-- Start INFORMATION GIVEN --
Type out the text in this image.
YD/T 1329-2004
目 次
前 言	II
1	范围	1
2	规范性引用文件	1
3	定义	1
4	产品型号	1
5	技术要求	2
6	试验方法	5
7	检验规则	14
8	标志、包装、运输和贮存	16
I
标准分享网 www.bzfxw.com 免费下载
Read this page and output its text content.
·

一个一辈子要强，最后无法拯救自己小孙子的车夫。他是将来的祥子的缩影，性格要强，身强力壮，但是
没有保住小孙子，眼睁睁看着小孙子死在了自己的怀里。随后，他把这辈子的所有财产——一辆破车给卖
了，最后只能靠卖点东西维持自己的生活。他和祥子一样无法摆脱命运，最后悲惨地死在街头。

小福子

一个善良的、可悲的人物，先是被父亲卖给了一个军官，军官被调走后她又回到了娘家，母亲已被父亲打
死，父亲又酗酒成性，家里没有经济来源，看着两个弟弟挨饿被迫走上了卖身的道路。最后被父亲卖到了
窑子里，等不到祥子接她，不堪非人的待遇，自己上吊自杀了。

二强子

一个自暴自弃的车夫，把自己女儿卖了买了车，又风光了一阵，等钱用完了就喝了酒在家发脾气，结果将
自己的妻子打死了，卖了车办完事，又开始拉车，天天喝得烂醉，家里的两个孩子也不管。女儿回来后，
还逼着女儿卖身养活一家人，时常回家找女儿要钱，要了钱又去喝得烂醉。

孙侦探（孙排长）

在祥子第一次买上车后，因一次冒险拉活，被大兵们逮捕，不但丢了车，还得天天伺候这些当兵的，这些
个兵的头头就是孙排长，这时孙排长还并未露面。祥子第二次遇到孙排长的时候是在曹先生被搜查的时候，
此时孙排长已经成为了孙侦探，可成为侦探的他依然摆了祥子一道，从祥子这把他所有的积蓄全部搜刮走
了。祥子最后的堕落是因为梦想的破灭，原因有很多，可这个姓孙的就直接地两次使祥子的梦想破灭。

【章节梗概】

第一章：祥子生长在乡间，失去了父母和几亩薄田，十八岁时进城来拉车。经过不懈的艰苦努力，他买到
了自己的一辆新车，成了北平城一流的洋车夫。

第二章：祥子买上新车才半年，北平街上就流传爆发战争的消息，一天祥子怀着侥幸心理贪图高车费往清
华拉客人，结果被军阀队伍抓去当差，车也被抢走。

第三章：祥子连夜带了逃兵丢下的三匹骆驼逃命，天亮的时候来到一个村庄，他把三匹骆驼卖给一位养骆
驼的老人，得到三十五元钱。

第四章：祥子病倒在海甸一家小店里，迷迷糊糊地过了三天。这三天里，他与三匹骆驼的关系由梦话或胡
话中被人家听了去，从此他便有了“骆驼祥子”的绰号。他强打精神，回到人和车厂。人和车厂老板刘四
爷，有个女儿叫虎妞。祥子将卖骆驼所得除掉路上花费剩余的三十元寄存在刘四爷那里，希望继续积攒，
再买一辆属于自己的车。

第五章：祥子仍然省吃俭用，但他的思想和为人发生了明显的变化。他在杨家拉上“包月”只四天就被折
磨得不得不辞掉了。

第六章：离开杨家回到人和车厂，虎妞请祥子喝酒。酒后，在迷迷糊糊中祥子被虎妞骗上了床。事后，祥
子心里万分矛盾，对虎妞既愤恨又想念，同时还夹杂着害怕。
-- End INFORMATION GIVEN --
EXERCISE AIM:
Give the lines from the one containing "Read this page and output its text content." through the end of the entries again, exactly as written and with no other lines.

THE RESPONSE:
Read this page and output its text content.
·

一个一辈子要强，最后无法拯救自己小孙子的车夫。他是将来的祥子的缩影，性格要强，身强力壮，但是
没有保住小孙子，眼睁睁看着小孙子死在了自己的怀里。随后，他把这辈子的所有财产——一辆破车给卖
了，最后只能靠卖点东西维持自己的生活。他和祥子一样无法摆脱命运，最后悲惨地死在街头。

小福子

一个善良的、可悲的人物，先是被父亲卖给了一个军官，军官被调走后她又回到了娘家，母亲已被父亲打
死，父亲又酗酒成性，家里没有经济来源，看着两个弟弟挨饿被迫走上了卖身的道路。最后被父亲卖到了
窑子里，等不到祥子接她，不堪非人的待遇，自己上吊自杀了。

二强子

一个自暴自弃的车夫，把自己女儿卖了买了车，又风光了一阵，等钱用完了就喝了酒在家发脾气，结果将
自己的妻子打死了，卖了车办完事，又开始拉车，天天喝得烂醉，家里的两个孩子也不管。女儿回来后，
还逼着女儿卖身养活一家人，时常回家找女儿要钱，要了钱又去喝得烂醉。

孙侦探（孙排长）

在祥子第一次买上车后，因一次冒险拉活，被大兵们逮捕，不但丢了车，还得天天伺候这些当兵的，这些
个兵的头头就是孙排长，这时孙排长还并未露面。祥子第二次遇到孙排长的时候是在曹先生被搜查的时候，
此时孙排长已经成为了孙侦探，可成为侦探的他依然摆了祥子一道，从祥子这把他所有的积蓄全部搜刮走
了。祥子最后的堕落是因为梦想的破灭，原因有很多，可这个姓孙的就直接地两次使祥子的梦想破灭。

【章节梗概】

第一章：祥子生长在乡间，失去了父母和几亩薄田，十八岁时进城来拉车。经过不懈的艰苦努力，他买到
了自己的一辆新车，成了北平城一流的洋车夫。

第二章：祥子买上新车才半年，北平街上就流传爆发战争的消息，一天祥子怀着侥幸心理贪图高车费往清
华拉客人，结果被军阀队伍抓去当差，车也被抢走。

第三章：祥子连夜带了逃兵丢下的三匹骆驼逃命，天亮的时候来到一个村庄，他把三匹骆驼卖给一位养骆
驼的老人，得到三十五元钱。

第四章：祥子病倒在海甸一家小店里，迷迷糊糊地过了三天。这三天里，他与三匹骆驼的关系由梦话或胡
话中被人家听了去，从此他便有了“骆驼祥子”的绰号。他强打精神，回到人和车厂。人和车厂老板刘四
爷，有个女儿叫虎妞。祥子将卖骆驼所得除掉路上花费剩余的三十元寄存在刘四爷那里，希望继续积攒，
再买一辆属于自己的车。

第五章：祥子仍然省吃俭用，但他的思想和为人发生了明显的变化。他在杨家拉上“包月”只四天就被折
磨得不得不辞掉了。

第六章：离开杨家回到人和车厂，虎妞请祥子喝酒。酒后，在迷迷糊糊中祥子被虎妞骗上了床。事后，祥
子心里万分矛盾，对虎妞既愤恨又想念，同时还夹杂着害怕。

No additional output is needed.